Material provided:
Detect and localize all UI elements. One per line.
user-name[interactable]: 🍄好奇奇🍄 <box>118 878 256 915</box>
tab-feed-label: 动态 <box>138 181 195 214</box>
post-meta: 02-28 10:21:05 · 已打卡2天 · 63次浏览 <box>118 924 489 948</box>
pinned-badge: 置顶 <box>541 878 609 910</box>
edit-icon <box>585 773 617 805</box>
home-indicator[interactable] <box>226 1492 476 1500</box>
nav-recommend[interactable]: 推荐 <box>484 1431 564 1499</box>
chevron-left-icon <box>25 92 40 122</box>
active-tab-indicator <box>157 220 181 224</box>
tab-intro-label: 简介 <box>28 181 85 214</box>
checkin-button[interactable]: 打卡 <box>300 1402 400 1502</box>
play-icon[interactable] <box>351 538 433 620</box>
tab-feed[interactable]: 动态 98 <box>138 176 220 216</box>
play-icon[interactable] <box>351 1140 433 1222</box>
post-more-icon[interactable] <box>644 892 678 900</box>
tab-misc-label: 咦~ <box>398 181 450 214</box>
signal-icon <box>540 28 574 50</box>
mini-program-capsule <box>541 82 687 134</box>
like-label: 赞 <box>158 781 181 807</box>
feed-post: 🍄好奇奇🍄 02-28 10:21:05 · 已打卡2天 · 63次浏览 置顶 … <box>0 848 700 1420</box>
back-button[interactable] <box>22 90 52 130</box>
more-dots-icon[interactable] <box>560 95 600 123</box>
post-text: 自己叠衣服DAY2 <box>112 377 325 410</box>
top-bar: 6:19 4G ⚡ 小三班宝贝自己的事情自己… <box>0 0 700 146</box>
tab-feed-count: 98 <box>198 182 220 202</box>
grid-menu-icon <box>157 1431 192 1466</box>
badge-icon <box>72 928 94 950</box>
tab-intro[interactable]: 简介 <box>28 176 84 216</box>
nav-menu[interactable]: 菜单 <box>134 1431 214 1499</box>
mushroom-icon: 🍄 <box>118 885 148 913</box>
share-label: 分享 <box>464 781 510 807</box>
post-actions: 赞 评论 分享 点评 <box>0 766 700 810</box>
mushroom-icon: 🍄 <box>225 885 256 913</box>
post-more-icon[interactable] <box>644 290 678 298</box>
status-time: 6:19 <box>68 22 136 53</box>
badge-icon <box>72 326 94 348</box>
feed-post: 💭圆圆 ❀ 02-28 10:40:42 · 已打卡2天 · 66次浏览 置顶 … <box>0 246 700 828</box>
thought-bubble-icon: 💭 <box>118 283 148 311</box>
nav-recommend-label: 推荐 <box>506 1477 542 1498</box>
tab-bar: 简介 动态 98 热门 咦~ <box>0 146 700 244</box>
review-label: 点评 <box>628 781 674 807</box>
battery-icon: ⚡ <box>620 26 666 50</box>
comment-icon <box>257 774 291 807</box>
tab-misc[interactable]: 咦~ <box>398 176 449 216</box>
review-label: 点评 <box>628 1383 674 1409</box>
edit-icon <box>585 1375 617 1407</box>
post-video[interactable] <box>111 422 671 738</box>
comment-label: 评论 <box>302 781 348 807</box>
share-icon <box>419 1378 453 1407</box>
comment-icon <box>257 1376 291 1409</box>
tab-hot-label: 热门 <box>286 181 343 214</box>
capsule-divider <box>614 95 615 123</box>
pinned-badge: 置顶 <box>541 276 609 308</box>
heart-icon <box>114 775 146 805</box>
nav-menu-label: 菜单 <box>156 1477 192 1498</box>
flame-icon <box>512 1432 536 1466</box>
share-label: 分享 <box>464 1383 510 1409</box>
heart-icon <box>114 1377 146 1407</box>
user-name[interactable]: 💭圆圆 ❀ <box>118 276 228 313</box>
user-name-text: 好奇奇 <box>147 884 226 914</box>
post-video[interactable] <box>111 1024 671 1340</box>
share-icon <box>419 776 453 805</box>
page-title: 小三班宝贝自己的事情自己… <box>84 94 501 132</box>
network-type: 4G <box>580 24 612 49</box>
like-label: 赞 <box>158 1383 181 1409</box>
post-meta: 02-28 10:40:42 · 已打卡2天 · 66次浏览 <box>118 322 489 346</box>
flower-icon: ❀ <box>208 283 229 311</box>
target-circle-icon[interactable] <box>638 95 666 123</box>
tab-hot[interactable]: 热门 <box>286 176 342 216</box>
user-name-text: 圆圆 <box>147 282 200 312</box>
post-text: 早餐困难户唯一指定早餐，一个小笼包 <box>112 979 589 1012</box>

Instructions for the task:
Rewrite all of the rows above with "heart-icon" swapped for "like-icon" and every other character left as it is.

Answer to the task:
Detect and localize all UI elements. One per line.
user-name[interactable]: 🍄好奇奇🍄 <box>118 878 256 915</box>
tab-feed-label: 动态 <box>138 181 195 214</box>
post-meta: 02-28 10:21:05 · 已打卡2天 · 63次浏览 <box>118 924 489 948</box>
pinned-badge: 置顶 <box>541 878 609 910</box>
edit-icon <box>585 773 617 805</box>
home-indicator[interactable] <box>226 1492 476 1500</box>
nav-recommend[interactable]: 推荐 <box>484 1431 564 1499</box>
chevron-left-icon <box>25 92 40 122</box>
active-tab-indicator <box>157 220 181 224</box>
tab-intro-label: 简介 <box>28 181 85 214</box>
checkin-button[interactable]: 打卡 <box>300 1402 400 1502</box>
play-icon[interactable] <box>351 538 433 620</box>
tab-feed[interactable]: 动态 98 <box>138 176 220 216</box>
play-icon[interactable] <box>351 1140 433 1222</box>
post-more-icon[interactable] <box>644 892 678 900</box>
tab-misc-label: 咦~ <box>398 181 450 214</box>
signal-icon <box>540 28 574 50</box>
mini-program-capsule <box>541 82 687 134</box>
like-label: 赞 <box>158 781 181 807</box>
feed-post: 🍄好奇奇🍄 02-28 10:21:05 · 已打卡2天 · 63次浏览 置顶 … <box>0 848 700 1420</box>
back-button[interactable] <box>22 90 52 130</box>
more-dots-icon[interactable] <box>560 95 600 123</box>
post-text: 自己叠衣服DAY2 <box>112 377 325 410</box>
top-bar: 6:19 4G ⚡ 小三班宝贝自己的事情自己… <box>0 0 700 146</box>
tab-feed-count: 98 <box>198 182 220 202</box>
grid-menu-icon <box>157 1431 192 1466</box>
badge-icon <box>72 928 94 950</box>
tab-intro[interactable]: 简介 <box>28 176 84 216</box>
nav-menu[interactable]: 菜单 <box>134 1431 214 1499</box>
mushroom-icon: 🍄 <box>118 885 148 913</box>
share-label: 分享 <box>464 781 510 807</box>
post-actions: 赞 评论 分享 点评 <box>0 766 700 810</box>
mushroom-icon: 🍄 <box>225 885 256 913</box>
post-more-icon[interactable] <box>644 290 678 298</box>
status-time: 6:19 <box>68 22 136 53</box>
badge-icon <box>72 326 94 348</box>
feed-post: 💭圆圆 ❀ 02-28 10:40:42 · 已打卡2天 · 66次浏览 置顶 … <box>0 246 700 828</box>
thought-bubble-icon: 💭 <box>118 283 148 311</box>
nav-recommend-label: 推荐 <box>506 1477 542 1498</box>
tab-bar: 简介 动态 98 热门 咦~ <box>0 146 700 244</box>
review-label: 点评 <box>628 781 674 807</box>
battery-icon: ⚡ <box>620 26 666 50</box>
comment-icon <box>257 774 291 807</box>
tab-misc[interactable]: 咦~ <box>398 176 449 216</box>
review-label: 点评 <box>628 1383 674 1409</box>
edit-icon <box>585 1375 617 1407</box>
post-video[interactable] <box>111 422 671 738</box>
comment-label: 评论 <box>302 781 348 807</box>
share-icon <box>419 1378 453 1407</box>
comment-icon <box>257 1376 291 1409</box>
tab-hot-label: 热门 <box>286 181 343 214</box>
capsule-divider <box>614 95 615 123</box>
pinned-badge: 置顶 <box>541 276 609 308</box>
like-icon <box>114 775 146 805</box>
nav-menu-label: 菜单 <box>156 1477 192 1498</box>
flame-icon <box>512 1432 536 1466</box>
share-label: 分享 <box>464 1383 510 1409</box>
like-icon <box>114 1377 146 1407</box>
user-name[interactable]: 💭圆圆 ❀ <box>118 276 228 313</box>
user-name-text: 好奇奇 <box>147 884 226 914</box>
post-video[interactable] <box>111 1024 671 1340</box>
share-icon <box>419 776 453 805</box>
page-title: 小三班宝贝自己的事情自己… <box>84 94 501 132</box>
network-type: 4G <box>580 24 612 49</box>
like-label: 赞 <box>158 1383 181 1409</box>
post-meta: 02-28 10:40:42 · 已打卡2天 · 66次浏览 <box>118 322 489 346</box>
flower-icon: ❀ <box>208 283 229 311</box>
target-circle-icon[interactable] <box>638 95 666 123</box>
tab-hot[interactable]: 热门 <box>286 176 342 216</box>
user-name-text: 圆圆 <box>147 282 200 312</box>
post-text: 早餐困难户唯一指定早餐，一个小笼包 <box>112 979 589 1012</box>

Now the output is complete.